What the exercise asks:
Copy every line of the records below where the word "appear" occurs.

Collected data entries
%%
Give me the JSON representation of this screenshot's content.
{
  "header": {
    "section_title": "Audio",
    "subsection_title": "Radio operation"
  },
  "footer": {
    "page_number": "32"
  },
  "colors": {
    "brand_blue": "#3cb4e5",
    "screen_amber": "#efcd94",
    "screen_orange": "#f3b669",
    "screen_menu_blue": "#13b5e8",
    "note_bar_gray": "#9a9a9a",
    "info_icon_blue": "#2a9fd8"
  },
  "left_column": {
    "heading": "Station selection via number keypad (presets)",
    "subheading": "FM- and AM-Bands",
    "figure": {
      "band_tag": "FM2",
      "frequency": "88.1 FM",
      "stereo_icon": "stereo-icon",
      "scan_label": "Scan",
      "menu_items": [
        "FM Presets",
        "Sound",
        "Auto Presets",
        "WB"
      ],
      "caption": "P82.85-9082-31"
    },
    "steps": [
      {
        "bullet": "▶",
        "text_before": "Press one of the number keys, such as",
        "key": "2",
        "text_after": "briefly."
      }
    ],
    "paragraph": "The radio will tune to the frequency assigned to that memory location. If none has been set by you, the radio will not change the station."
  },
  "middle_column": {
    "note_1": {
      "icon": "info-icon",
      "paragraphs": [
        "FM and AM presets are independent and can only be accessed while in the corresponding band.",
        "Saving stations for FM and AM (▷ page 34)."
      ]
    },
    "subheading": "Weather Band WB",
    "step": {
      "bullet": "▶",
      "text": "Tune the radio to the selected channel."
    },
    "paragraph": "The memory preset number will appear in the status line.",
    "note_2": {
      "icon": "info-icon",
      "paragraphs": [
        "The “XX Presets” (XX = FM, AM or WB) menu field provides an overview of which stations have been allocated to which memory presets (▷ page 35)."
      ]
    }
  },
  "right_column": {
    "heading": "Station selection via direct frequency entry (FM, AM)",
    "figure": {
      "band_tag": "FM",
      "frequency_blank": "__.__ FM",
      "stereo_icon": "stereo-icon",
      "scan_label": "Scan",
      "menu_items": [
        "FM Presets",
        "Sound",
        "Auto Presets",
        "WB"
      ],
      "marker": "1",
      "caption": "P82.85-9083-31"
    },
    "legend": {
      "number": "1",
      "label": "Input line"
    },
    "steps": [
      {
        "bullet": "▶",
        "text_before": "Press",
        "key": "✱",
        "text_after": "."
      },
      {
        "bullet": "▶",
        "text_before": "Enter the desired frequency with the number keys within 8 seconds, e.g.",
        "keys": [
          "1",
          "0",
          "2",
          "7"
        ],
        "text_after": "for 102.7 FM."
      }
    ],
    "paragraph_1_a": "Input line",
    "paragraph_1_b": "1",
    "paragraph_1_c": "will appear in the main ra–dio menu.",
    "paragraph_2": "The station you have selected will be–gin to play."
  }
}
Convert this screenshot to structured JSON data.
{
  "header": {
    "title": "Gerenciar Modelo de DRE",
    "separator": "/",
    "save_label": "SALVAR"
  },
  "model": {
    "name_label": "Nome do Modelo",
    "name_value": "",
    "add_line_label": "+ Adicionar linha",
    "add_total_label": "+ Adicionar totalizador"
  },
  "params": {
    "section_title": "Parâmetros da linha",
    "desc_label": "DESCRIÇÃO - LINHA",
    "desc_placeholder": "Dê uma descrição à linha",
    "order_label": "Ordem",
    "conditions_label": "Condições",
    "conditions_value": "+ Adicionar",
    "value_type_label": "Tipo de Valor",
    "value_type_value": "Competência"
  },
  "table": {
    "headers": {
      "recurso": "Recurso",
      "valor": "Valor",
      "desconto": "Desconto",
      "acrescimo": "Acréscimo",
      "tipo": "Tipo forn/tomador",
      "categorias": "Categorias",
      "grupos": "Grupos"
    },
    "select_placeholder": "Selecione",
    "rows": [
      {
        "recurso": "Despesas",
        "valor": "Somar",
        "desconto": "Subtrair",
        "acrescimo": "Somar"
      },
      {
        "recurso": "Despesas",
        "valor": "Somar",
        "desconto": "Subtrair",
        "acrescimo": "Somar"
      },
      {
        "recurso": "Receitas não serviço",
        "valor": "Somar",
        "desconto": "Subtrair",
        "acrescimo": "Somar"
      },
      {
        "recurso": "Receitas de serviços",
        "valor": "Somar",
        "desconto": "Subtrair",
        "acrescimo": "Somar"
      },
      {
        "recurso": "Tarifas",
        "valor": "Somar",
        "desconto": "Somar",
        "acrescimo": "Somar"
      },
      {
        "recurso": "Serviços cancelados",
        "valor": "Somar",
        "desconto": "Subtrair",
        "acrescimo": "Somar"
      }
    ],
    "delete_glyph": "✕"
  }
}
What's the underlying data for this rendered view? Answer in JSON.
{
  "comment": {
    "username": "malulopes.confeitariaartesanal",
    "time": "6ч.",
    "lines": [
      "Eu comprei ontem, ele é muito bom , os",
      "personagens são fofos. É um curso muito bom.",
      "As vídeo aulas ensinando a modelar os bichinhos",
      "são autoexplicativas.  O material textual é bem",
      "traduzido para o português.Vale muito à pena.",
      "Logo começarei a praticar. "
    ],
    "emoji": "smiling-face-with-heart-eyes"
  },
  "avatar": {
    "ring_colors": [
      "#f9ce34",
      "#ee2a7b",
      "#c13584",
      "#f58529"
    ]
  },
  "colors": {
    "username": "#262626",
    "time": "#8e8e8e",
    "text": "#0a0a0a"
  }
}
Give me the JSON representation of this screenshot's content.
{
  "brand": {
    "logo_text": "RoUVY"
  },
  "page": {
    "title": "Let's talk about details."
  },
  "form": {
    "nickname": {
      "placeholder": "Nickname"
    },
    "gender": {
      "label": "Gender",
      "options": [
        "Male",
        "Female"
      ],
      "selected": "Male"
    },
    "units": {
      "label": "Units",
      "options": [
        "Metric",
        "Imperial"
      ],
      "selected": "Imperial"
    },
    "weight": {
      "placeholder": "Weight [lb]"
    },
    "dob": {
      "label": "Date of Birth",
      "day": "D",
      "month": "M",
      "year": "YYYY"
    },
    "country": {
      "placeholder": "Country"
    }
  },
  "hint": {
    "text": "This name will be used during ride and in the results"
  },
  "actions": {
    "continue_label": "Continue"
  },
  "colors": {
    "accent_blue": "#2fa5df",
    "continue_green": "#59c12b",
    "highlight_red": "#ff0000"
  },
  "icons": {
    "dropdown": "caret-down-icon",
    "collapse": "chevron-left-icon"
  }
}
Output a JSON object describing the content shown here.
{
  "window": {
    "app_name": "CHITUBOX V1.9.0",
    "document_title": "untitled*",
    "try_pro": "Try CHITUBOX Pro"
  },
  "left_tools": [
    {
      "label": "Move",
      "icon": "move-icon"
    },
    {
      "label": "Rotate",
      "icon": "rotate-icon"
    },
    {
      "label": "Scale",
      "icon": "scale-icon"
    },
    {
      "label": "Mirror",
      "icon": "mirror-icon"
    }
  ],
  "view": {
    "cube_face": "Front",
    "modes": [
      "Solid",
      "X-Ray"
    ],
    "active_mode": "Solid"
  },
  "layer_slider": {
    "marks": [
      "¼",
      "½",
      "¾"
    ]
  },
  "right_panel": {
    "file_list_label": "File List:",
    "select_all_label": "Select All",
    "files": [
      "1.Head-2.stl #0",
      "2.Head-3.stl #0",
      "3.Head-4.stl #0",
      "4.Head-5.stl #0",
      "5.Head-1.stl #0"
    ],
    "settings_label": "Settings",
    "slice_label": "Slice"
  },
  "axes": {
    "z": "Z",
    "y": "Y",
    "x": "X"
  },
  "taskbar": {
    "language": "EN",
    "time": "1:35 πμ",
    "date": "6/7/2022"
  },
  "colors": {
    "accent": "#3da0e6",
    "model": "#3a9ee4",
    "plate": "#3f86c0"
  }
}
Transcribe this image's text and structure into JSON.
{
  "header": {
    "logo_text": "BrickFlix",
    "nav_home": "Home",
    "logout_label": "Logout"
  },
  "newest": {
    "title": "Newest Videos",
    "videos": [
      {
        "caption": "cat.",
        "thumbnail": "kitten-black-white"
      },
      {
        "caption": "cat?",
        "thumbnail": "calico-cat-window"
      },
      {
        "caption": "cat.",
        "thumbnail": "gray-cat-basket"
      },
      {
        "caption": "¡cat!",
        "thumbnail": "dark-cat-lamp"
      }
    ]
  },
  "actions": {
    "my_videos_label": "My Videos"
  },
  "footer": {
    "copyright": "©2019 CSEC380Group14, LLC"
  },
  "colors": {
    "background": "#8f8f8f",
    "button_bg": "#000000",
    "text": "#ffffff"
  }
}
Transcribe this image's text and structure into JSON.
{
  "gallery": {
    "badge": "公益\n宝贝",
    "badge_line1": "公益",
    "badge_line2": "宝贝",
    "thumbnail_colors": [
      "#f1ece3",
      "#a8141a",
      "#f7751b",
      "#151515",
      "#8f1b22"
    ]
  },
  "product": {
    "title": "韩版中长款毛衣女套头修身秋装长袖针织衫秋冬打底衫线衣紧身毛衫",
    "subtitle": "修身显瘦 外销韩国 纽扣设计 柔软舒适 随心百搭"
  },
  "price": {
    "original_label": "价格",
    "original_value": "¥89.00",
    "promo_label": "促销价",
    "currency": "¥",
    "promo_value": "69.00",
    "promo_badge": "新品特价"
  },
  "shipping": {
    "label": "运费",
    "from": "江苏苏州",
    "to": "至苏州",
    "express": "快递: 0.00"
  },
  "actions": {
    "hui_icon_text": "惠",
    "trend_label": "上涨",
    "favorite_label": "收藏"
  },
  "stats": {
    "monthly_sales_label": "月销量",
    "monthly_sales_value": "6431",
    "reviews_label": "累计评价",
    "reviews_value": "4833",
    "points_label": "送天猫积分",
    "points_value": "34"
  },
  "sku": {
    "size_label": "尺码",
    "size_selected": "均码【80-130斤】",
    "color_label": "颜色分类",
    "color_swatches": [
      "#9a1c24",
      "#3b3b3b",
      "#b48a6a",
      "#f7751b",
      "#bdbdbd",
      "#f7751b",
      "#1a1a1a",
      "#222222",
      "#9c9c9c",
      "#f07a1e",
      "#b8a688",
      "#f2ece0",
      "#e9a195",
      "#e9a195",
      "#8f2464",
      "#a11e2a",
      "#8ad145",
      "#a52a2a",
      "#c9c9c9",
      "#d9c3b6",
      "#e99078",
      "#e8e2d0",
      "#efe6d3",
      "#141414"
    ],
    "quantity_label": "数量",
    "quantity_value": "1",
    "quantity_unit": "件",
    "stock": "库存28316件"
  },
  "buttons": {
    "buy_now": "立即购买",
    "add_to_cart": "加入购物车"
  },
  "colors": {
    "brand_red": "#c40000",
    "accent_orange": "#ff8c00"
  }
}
%%
Worked solution:
    "paragraph": "The memory preset number will appear in the status line.",
    "paragraph_1_c": "will appear in the main ra–dio menu.",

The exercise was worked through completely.